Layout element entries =
------------------------------------------------------------------------
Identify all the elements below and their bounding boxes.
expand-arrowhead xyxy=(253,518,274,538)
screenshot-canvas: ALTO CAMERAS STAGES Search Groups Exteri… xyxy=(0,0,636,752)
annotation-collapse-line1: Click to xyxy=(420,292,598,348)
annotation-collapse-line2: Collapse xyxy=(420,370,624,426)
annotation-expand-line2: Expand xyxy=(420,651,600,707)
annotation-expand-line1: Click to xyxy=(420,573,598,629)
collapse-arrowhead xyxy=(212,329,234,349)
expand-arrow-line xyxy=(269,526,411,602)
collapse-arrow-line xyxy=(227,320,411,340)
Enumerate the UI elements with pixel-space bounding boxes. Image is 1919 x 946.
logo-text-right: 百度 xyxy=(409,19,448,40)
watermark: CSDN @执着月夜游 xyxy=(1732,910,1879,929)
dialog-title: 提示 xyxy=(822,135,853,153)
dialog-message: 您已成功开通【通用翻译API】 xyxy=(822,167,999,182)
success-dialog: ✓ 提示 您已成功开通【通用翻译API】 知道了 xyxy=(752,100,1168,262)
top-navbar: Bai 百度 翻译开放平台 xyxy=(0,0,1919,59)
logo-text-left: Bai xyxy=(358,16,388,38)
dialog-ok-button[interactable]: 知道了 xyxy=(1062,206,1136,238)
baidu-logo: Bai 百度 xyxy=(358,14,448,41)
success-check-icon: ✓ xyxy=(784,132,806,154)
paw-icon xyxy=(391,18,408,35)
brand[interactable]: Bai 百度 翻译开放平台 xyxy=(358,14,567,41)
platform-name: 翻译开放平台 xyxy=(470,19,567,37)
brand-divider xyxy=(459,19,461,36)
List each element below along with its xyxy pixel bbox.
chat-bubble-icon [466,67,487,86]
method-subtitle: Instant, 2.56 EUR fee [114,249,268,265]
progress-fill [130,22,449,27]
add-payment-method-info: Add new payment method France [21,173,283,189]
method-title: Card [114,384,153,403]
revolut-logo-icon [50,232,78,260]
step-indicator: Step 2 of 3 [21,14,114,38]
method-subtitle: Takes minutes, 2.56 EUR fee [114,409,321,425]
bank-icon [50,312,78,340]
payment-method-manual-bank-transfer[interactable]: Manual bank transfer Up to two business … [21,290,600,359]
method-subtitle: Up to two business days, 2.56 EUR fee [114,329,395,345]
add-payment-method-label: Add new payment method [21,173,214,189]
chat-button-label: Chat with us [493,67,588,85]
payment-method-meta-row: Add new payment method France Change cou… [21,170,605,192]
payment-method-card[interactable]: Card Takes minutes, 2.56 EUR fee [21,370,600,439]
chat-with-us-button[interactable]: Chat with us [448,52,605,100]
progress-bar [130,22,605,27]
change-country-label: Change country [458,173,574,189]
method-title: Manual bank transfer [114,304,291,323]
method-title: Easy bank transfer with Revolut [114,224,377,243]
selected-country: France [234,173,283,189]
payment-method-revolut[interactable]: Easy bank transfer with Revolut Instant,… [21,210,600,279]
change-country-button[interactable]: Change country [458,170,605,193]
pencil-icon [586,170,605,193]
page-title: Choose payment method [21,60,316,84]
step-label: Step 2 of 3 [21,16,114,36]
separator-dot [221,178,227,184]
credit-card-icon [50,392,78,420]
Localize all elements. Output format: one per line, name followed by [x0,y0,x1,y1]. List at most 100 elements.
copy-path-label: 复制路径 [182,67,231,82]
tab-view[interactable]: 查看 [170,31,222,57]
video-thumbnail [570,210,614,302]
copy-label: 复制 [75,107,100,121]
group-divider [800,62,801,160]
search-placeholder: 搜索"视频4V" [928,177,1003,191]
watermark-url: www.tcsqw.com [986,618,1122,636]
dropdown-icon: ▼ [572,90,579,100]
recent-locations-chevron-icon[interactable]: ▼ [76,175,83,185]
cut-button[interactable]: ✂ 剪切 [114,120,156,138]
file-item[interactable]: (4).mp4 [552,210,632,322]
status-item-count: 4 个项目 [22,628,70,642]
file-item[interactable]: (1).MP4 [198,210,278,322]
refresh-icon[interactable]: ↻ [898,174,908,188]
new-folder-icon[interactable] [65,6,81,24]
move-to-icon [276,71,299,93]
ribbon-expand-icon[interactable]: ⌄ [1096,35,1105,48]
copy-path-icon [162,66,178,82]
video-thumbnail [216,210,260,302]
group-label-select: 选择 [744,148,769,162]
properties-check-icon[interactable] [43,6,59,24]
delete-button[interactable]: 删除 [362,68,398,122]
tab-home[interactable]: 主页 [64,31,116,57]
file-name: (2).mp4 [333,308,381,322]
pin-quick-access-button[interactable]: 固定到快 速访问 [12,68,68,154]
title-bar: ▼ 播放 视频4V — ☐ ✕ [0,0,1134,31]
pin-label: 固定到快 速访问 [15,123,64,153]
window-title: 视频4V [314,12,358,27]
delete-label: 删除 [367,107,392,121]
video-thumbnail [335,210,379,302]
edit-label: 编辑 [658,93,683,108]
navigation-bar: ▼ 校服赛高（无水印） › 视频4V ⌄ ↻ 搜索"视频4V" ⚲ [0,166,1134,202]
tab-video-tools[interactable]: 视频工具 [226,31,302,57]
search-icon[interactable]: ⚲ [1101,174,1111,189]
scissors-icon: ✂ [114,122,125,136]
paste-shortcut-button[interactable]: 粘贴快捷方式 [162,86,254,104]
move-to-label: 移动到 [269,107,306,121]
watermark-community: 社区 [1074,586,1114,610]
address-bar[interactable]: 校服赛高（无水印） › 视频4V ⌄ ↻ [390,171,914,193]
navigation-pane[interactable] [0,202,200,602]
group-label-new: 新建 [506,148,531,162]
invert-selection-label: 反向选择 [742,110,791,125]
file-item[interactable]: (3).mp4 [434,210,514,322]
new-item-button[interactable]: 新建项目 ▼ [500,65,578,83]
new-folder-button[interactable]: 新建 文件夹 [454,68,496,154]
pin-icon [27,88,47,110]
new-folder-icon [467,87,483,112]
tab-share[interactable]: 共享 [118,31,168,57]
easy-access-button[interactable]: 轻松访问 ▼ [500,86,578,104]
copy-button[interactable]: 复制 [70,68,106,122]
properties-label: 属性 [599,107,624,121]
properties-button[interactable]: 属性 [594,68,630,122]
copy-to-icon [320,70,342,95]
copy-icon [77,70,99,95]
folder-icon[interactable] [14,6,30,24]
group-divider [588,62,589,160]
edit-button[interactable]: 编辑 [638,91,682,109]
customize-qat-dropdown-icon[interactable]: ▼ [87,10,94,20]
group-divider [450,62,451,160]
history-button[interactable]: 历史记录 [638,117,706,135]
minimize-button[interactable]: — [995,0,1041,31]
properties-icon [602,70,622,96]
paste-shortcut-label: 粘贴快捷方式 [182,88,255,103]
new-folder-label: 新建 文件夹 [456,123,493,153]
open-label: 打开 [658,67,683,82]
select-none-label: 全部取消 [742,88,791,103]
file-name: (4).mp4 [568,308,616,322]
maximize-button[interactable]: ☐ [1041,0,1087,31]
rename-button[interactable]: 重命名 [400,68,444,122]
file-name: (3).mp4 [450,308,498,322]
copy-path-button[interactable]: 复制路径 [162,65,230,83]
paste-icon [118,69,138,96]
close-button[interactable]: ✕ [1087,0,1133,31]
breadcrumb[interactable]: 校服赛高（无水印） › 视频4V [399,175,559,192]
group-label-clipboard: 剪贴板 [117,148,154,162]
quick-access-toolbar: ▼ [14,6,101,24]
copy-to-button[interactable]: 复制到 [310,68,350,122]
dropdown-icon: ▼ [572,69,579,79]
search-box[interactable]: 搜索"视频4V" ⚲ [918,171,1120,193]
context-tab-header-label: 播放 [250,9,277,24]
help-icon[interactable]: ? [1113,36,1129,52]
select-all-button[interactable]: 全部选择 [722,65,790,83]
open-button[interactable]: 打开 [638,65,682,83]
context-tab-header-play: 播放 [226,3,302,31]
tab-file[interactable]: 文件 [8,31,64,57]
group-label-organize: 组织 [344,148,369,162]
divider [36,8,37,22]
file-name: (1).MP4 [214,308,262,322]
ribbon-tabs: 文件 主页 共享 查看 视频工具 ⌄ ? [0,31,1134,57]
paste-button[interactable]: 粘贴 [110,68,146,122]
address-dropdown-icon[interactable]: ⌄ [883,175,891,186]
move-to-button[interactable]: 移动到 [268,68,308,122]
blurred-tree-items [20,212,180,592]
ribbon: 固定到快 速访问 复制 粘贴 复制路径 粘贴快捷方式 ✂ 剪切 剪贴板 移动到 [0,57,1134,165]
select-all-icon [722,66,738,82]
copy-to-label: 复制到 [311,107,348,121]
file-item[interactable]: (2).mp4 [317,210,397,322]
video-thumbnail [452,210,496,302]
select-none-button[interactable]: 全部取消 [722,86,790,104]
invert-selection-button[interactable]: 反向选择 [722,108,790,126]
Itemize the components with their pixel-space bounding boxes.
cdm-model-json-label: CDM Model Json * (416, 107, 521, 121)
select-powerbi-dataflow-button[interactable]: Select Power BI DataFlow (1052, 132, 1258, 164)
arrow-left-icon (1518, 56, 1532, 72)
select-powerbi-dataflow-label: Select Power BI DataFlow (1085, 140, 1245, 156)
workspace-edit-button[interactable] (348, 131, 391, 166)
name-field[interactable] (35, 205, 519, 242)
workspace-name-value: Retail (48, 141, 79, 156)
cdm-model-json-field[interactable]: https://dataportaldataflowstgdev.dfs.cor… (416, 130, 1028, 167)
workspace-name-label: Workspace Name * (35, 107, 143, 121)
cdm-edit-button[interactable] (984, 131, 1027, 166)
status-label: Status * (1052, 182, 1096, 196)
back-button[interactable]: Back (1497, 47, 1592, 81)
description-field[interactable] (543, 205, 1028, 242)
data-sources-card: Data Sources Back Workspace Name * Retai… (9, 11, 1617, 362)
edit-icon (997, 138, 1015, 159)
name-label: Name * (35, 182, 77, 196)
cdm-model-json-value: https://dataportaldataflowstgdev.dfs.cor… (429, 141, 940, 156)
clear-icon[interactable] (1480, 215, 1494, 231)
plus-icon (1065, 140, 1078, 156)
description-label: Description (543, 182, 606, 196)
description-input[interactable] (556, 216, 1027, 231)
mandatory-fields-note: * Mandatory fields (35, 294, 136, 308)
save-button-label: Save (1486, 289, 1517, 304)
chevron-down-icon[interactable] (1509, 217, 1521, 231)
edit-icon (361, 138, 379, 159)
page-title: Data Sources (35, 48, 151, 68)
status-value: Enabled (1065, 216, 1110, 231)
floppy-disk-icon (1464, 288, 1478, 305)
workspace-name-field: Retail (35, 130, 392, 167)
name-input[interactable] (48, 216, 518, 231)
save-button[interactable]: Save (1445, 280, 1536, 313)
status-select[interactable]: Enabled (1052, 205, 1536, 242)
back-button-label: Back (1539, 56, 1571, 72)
------------------------------------------------------------------------
WHAT IS BEING ASKED = Reproduce the material line for line, starting at its first line and ending at the line that contains "progress-fill [130,22,449,27]", with both of those lines included.

ANSWER BELOW =
Identify all the elements below and their bounding boxes.
expand-arrowhead xyxy=(253,518,274,538)
screenshot-canvas: ALTO CAMERAS STAGES Search Groups Exteri… xyxy=(0,0,636,752)
annotation-collapse-line1: Click to xyxy=(420,292,598,348)
annotation-collapse-line2: Collapse xyxy=(420,370,624,426)
annotation-expand-line2: Expand xyxy=(420,651,600,707)
annotation-expand-line1: Click to xyxy=(420,573,598,629)
collapse-arrowhead xyxy=(212,329,234,349)
expand-arrow-line xyxy=(269,526,411,602)
collapse-arrow-line xyxy=(227,320,411,340)
Enumerate the UI elements with pixel-space bounding boxes. Image is 1919 x 946.
logo-text-right: 百度 xyxy=(409,19,448,40)
watermark: CSDN @执着月夜游 xyxy=(1732,910,1879,929)
dialog-title: 提示 xyxy=(822,135,853,153)
dialog-message: 您已成功开通【通用翻译API】 xyxy=(822,167,999,182)
success-dialog: ✓ 提示 您已成功开通【通用翻译API】 知道了 xyxy=(752,100,1168,262)
top-navbar: Bai 百度 翻译开放平台 xyxy=(0,0,1919,59)
logo-text-left: Bai xyxy=(358,16,388,38)
dialog-ok-button[interactable]: 知道了 xyxy=(1062,206,1136,238)
baidu-logo: Bai 百度 xyxy=(358,14,448,41)
success-check-icon: ✓ xyxy=(784,132,806,154)
paw-icon xyxy=(391,18,408,35)
brand[interactable]: Bai 百度 翻译开放平台 xyxy=(358,14,567,41)
platform-name: 翻译开放平台 xyxy=(470,19,567,37)
brand-divider xyxy=(459,19,461,36)
List each element below along with its xyxy pixel bbox.
chat-bubble-icon [466,67,487,86]
method-subtitle: Instant, 2.56 EUR fee [114,249,268,265]
progress-fill [130,22,449,27]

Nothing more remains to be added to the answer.